# Entries shown:
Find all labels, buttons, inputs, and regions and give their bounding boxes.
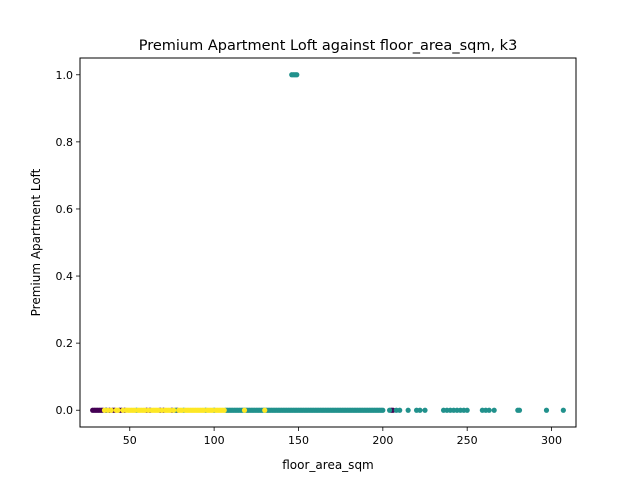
- scatter-point: [464, 407, 470, 413]
- scatter-point: [171, 407, 177, 413]
- scatter-point: [241, 407, 248, 413]
- plot-frame: [79, 57, 577, 428]
- ticks-layer: 50 100 150 200 250 300 0.0 0.2 0.4 0.6 0.8 1.0: [56, 69, 563, 447]
- scatter-point: [422, 407, 428, 413]
- scatter-point: [380, 407, 386, 413]
- scatter-point: [486, 407, 492, 413]
- scatter-point: [397, 407, 403, 413]
- x-tick-label: 100: [204, 434, 225, 447]
- scatter-point: [221, 407, 227, 413]
- scatter-point: [108, 407, 114, 413]
- scatter-point: [115, 407, 121, 413]
- x-tick-label: 300: [541, 434, 562, 447]
- x-tick-label: 150: [288, 434, 309, 447]
- x-axis-label: floor_area_sqm: [282, 458, 374, 472]
- x-tick-label: 200: [372, 434, 393, 447]
- y-axis-label: Premium Apartment Loft: [29, 168, 43, 316]
- y-tick-label: 0.6: [56, 203, 74, 216]
- y-tick-label: 0.4: [56, 270, 74, 283]
- scatter-point: [491, 407, 497, 413]
- y-tick-label: 1.0: [56, 69, 74, 82]
- x-tick-label: 250: [457, 434, 478, 447]
- y-tick-label: 0.2: [56, 337, 74, 350]
- points-layer: [90, 72, 566, 413]
- scatter-point: [262, 407, 268, 413]
- scatter-point: [516, 407, 523, 413]
- x-tick-label: 50: [123, 434, 137, 447]
- scatter-point: [560, 407, 566, 413]
- plot-area: [80, 58, 576, 427]
- scatter-point: [386, 407, 393, 413]
- y-tick-label: 0.0: [56, 404, 74, 417]
- chart-title: Premium Apartment Loft against floor_are…: [139, 38, 518, 54]
- scatter-point: [417, 407, 423, 413]
- y-tick-label: 0.8: [56, 136, 74, 149]
- scatter-point: [405, 407, 411, 413]
- scatter-point: [294, 72, 300, 78]
- scatter-point: [543, 407, 550, 413]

# Given exercise:
Copy the lines above word for word, leaving out the picture.

# Solution for this exercise:
Find all labels, buttons, inputs, and regions and give their bounding boxes.
- scatter-point: [464, 407, 470, 413]
- scatter-point: [171, 407, 177, 413]
- scatter-point: [241, 407, 248, 413]
- plot-frame: [79, 57, 577, 428]
- ticks-layer: 50 100 150 200 250 300 0.0 0.2 0.4 0.6 0.8 1.0: [56, 69, 563, 447]
- scatter-point: [422, 407, 428, 413]
- scatter-point: [380, 407, 386, 413]
- scatter-point: [486, 407, 492, 413]
- scatter-point: [397, 407, 403, 413]
- x-tick-label: 100: [204, 434, 225, 447]
- scatter-point: [221, 407, 227, 413]
- scatter-point: [108, 407, 114, 413]
- scatter-point: [115, 407, 121, 413]
- x-tick-label: 300: [541, 434, 562, 447]
- x-tick-label: 150: [288, 434, 309, 447]
- x-axis-label: floor_area_sqm: [282, 458, 374, 472]
- x-tick-label: 200: [372, 434, 393, 447]
- y-axis-label: Premium Apartment Loft: [29, 168, 43, 316]
- y-tick-label: 0.6: [56, 203, 74, 216]
- y-tick-label: 0.4: [56, 270, 74, 283]
- scatter-point: [491, 407, 497, 413]
- y-tick-label: 1.0: [56, 69, 74, 82]
- x-tick-label: 250: [457, 434, 478, 447]
- y-tick-label: 0.2: [56, 337, 74, 350]
- points-layer: [90, 72, 566, 413]
- scatter-point: [262, 407, 268, 413]
- scatter-point: [516, 407, 523, 413]
- x-tick-label: 50: [123, 434, 137, 447]
- scatter-point: [560, 407, 566, 413]
- plot-area: [80, 58, 576, 427]
- scatter-point: [386, 407, 393, 413]
- y-tick-label: 0.0: [56, 404, 74, 417]
- chart-title: Premium Apartment Loft against floor_are…: [139, 38, 518, 54]
- scatter-point: [417, 407, 423, 413]
- y-tick-label: 0.8: [56, 136, 74, 149]
- scatter-point: [405, 407, 411, 413]
- scatter-point: [294, 72, 300, 78]
- scatter-point: [543, 407, 550, 413]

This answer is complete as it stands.